[Begin]

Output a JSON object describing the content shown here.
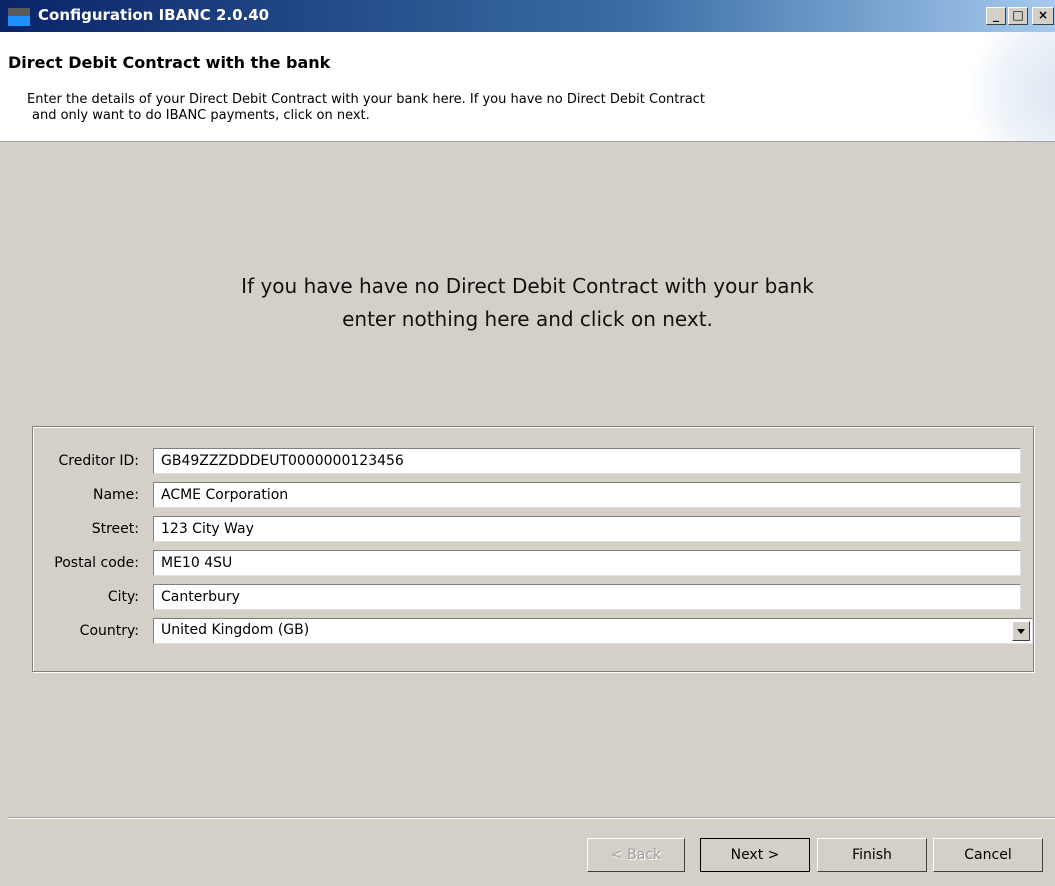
{
  "window": {
    "title": "Configuration IBANC 2.0.40",
    "controls": {
      "minimize": "_",
      "maximize": "□",
      "close": "×"
    }
  },
  "header": {
    "title": "Direct Debit Contract with the bank",
    "description_line1": "Enter the details of your Direct Debit Contract with your bank here. If you have no Direct Debit Contract",
    "description_line2": "and only want to do IBANC payments, click on next."
  },
  "hint": {
    "line1": "If you have have no Direct Debit Contract with your bank",
    "line2": "enter nothing here and click on next."
  },
  "form": {
    "creditor_id": {
      "label": "Creditor ID:",
      "value": "GB49ZZZDDDEUT0000000123456"
    },
    "name": {
      "label": "Name:",
      "value": "ACME Corporation"
    },
    "street": {
      "label": "Street:",
      "value": "123 City Way"
    },
    "postal_code": {
      "label": "Postal code:",
      "value": "ME10 4SU"
    },
    "city": {
      "label": "City:",
      "value": "Canterbury"
    },
    "country": {
      "label": "Country:",
      "value": "United Kingdom (GB)"
    }
  },
  "buttons": {
    "back": "< Back",
    "next": "Next >",
    "finish": "Finish",
    "cancel": "Cancel"
  },
  "icons": {
    "app": "app-icon",
    "dropdown": "chevron-down-icon"
  }
}
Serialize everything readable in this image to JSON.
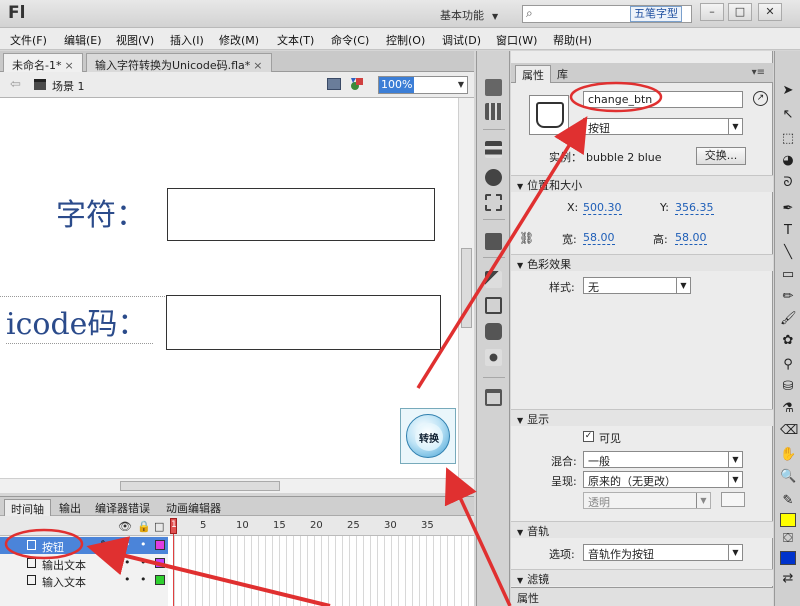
{
  "titlebar": {
    "app_logo": "Fl",
    "workspace": "基本功能",
    "search_placeholder": "",
    "ime_label": "五笔字型",
    "win_min": "–",
    "win_max": "□",
    "win_close": "✕"
  },
  "menu": [
    "文件(F)",
    "编辑(E)",
    "视图(V)",
    "插入(I)",
    "修改(M)",
    "文本(T)",
    "命令(C)",
    "控制(O)",
    "调试(D)",
    "窗口(W)",
    "帮助(H)"
  ],
  "doc_tabs": [
    {
      "label": "未命名-1*",
      "close": "×"
    },
    {
      "label": "输入字符转换为Unicode码.fla*",
      "close": "×"
    }
  ],
  "editbar": {
    "scene": "场景 1",
    "zoom": "100%"
  },
  "stage": {
    "label_char": "字符：",
    "label_unicode": "icode码：",
    "button_text": "转换"
  },
  "timeline": {
    "tabs": [
      "时间轴",
      "输出",
      "编译器错误",
      "动画编辑器"
    ],
    "frame_numbers": [
      "1",
      "5",
      "10",
      "15",
      "20",
      "25",
      "30",
      "35"
    ],
    "layers": [
      {
        "name": "按钮",
        "selected": true,
        "color": "#e03ce0"
      },
      {
        "name": "输出文本",
        "selected": false,
        "color": "#c040ff"
      },
      {
        "name": "输入文本",
        "selected": false,
        "color": "#30d030"
      }
    ]
  },
  "properties": {
    "tabs": [
      "属性",
      "库"
    ],
    "instance_name": "change_btn",
    "symbol_type": "按钮",
    "instance_label": "实例：",
    "instance_of": "bubble 2 blue",
    "swap_label": "交换...",
    "sections": {
      "position_size": "位置和大小",
      "color_effect": "色彩效果",
      "display": "显示",
      "tracking": "音轨",
      "filters": "滤镜"
    },
    "x_label": "X:",
    "x_value": "500.30",
    "y_label": "Y:",
    "y_value": "356.35",
    "width_label": "宽:",
    "width_value": "58.00",
    "height_label": "高:",
    "height_value": "58.00",
    "style_label": "样式:",
    "style_value": "无",
    "visible_label": "可见",
    "blend_label": "混合:",
    "blend_value": "一般",
    "render_label": "呈现:",
    "render_value": "原来的（无更改）",
    "transparent_value": "透明",
    "track_label": "选项:",
    "track_value": "音轨作为按钮",
    "bottom_tab": "属性"
  },
  "colors": {
    "selection_blue": "#4b84d9",
    "annotation_red": "#e03030",
    "text_blue": "#2b4b8b"
  }
}
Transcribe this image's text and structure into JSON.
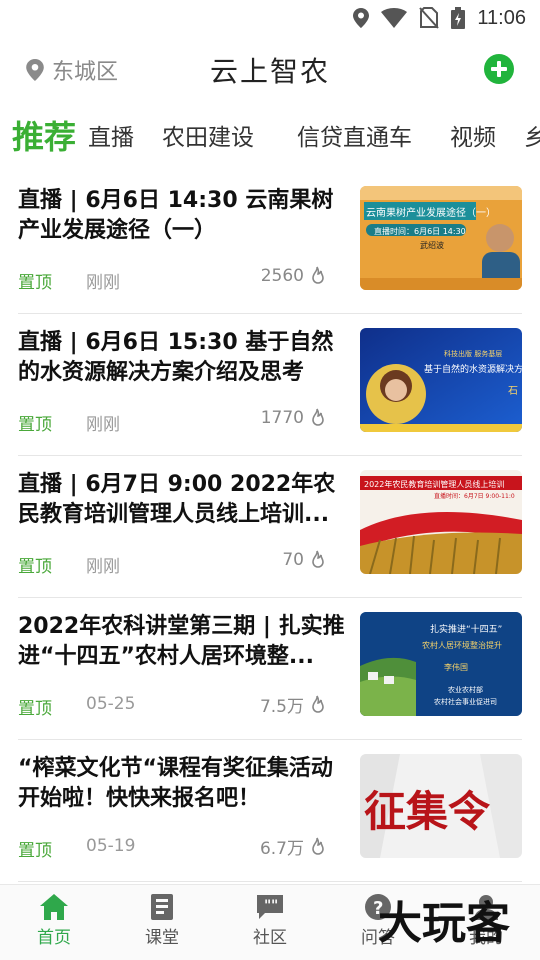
{
  "status_bar": {
    "time": "11:06",
    "icons": [
      "location-icon",
      "wifi-icon",
      "no-sim-icon",
      "battery-icon"
    ]
  },
  "header": {
    "location": "东城区",
    "title": "云上智农",
    "add_icon": "plus-circle-icon",
    "accent": "#21b43c"
  },
  "tabs": [
    {
      "label": "推荐",
      "active": true
    },
    {
      "label": "直播"
    },
    {
      "label": "农田建设"
    },
    {
      "label": "信贷直通车"
    },
    {
      "label": "视频"
    },
    {
      "label": "乡"
    }
  ],
  "feed": [
    {
      "title": "直播 | 6月6日 14:30 云南果树产业发展途径（一）",
      "pin": "置顶",
      "date": "刚刚",
      "views": "2560",
      "thumb": {
        "headline": "云南果树产业发展途径（一）",
        "sub": "直播时间：6月6日 14:30",
        "name": "武绍波"
      }
    },
    {
      "title": "直播 | 6月6日 15:30 基于自然的水资源解决方案介绍及思考",
      "pin": "置顶",
      "date": "刚刚",
      "views": "1770",
      "thumb": {
        "headline": "基于自然的水资源解决方案介绍及",
        "sub": "科技出版 服务基层",
        "name": "石"
      }
    },
    {
      "title": "直播 | 6月7日 9:00  2022年农民教育培训管理人员线上培训...",
      "pin": "置顶",
      "date": "刚刚",
      "views": "70",
      "thumb": {
        "headline": "2022年农民教育培训管理人员线上培训",
        "sub": "直播时间：6月7日 9:00-11:0",
        "name": ""
      }
    },
    {
      "title": "2022年农科讲堂第三期 | 扎实推进“十四五”农村人居环境整...",
      "pin": "置顶",
      "date": "05-25",
      "views": "7.5万",
      "thumb": {
        "headline": "扎实推进“十四五”",
        "sub": "农村人居环境整治提升",
        "name": "李伟国",
        "org1": "农业农村部",
        "org2": "农村社会事业促进司"
      }
    },
    {
      "title": "“榨菜文化节“课程有奖征集活动开始啦！快快来报名吧！",
      "pin": "置顶",
      "date": "05-19",
      "views": "6.7万",
      "thumb": {
        "headline": "征集令"
      }
    }
  ],
  "bottom_nav": [
    {
      "label": "首页",
      "icon": "home-icon",
      "active": true
    },
    {
      "label": "课堂",
      "icon": "book-icon"
    },
    {
      "label": "社区",
      "icon": "chat-quote-icon"
    },
    {
      "label": "问答",
      "icon": "question-icon"
    },
    {
      "label": "我的",
      "icon": "user-icon"
    }
  ],
  "watermark": "大玩客"
}
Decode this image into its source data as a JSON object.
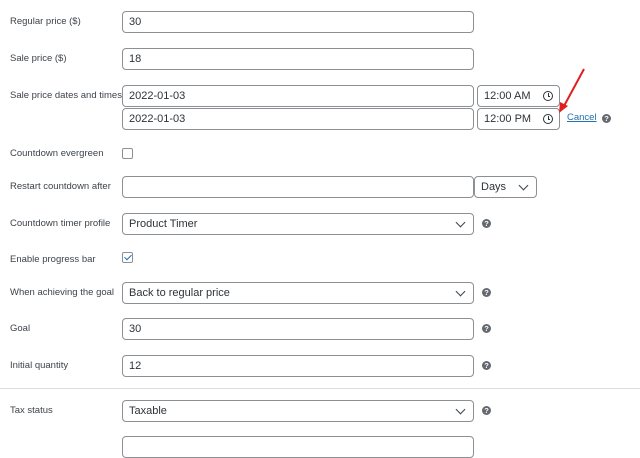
{
  "form": {
    "regular_price": {
      "label": "Regular price ($)",
      "value": "30"
    },
    "sale_price": {
      "label": "Sale price ($)",
      "value": "18"
    },
    "sale_dates": {
      "label": "Sale price dates and times",
      "from_date": "2022-01-03",
      "from_time": "12:00 AM",
      "to_date": "2022-01-03",
      "to_time": "12:00 PM",
      "cancel_label": "Cancel"
    },
    "countdown_evergreen": {
      "label": "Countdown evergreen",
      "checked": false
    },
    "restart_countdown": {
      "label": "Restart countdown after",
      "value": "",
      "unit": "Days"
    },
    "timer_profile": {
      "label": "Countdown timer profile",
      "value": "Product Timer"
    },
    "enable_progress_bar": {
      "label": "Enable progress bar",
      "checked": true
    },
    "achieving_goal": {
      "label": "When achieving the goal",
      "value": "Back to regular price"
    },
    "goal": {
      "label": "Goal",
      "value": "30"
    },
    "initial_quantity": {
      "label": "Initial quantity",
      "value": "12"
    },
    "tax_status": {
      "label": "Tax status",
      "value": "Taxable"
    }
  },
  "help_icon_glyph": "?",
  "colors": {
    "accent": "#2271b1",
    "arrow": "#e02020",
    "border": "#8c8f94"
  }
}
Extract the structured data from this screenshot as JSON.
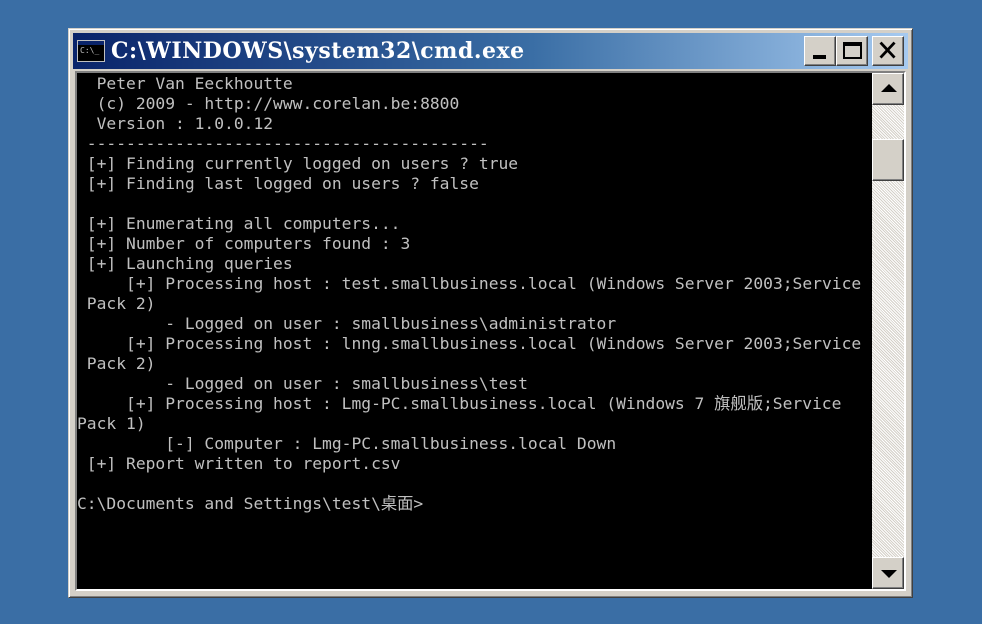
{
  "window": {
    "title": "C:\\WINDOWS\\system32\\cmd.exe",
    "icon": "cmd-console-icon",
    "icon_text": "C:\\_"
  },
  "console": {
    "text_color": "#c0c0c0",
    "background": "#000000",
    "lines": [
      "  Peter Van Eeckhoutte",
      "  (c) 2009 - http://www.corelan.be:8800",
      "  Version : 1.0.0.12",
      " -----------------------------------------",
      " [+] Finding currently logged on users ? true",
      " [+] Finding last logged on users ? false",
      "",
      " [+] Enumerating all computers...",
      " [+] Number of computers found : 3",
      " [+] Launching queries",
      "     [+] Processing host : test.smallbusiness.local (Windows Server 2003;Service",
      " Pack 2)",
      "         - Logged on user : smallbusiness\\administrator",
      "     [+] Processing host : lnng.smallbusiness.local (Windows Server 2003;Service",
      " Pack 2)",
      "         - Logged on user : smallbusiness\\test",
      "     [+] Processing host : Lmg-PC.smallbusiness.local (Windows 7 旗舰版;Service",
      "Pack 1)",
      "         [-] Computer : Lmg-PC.smallbusiness.local Down",
      " [+] Report written to report.csv",
      "",
      "C:\\Documents and Settings\\test\\桌面>"
    ]
  },
  "colors": {
    "desktop": "#3a6ea5",
    "title_gradient_start": "#0a246a",
    "title_gradient_end": "#a6caf0",
    "window_face": "#d4d0c8"
  }
}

[End]

- [GOAL]
Select the lines from the entries that include the word "headline".

- [RESPONSE]
        "headline": "云南果树产业发展途径（一）",
        "headline": "基于自然的水资源解决方案介绍及",
        "headline": "2022年农民教育培训管理人员线上培训",
        "headline": "扎实推进“十四五”",
        "headline": "征集令"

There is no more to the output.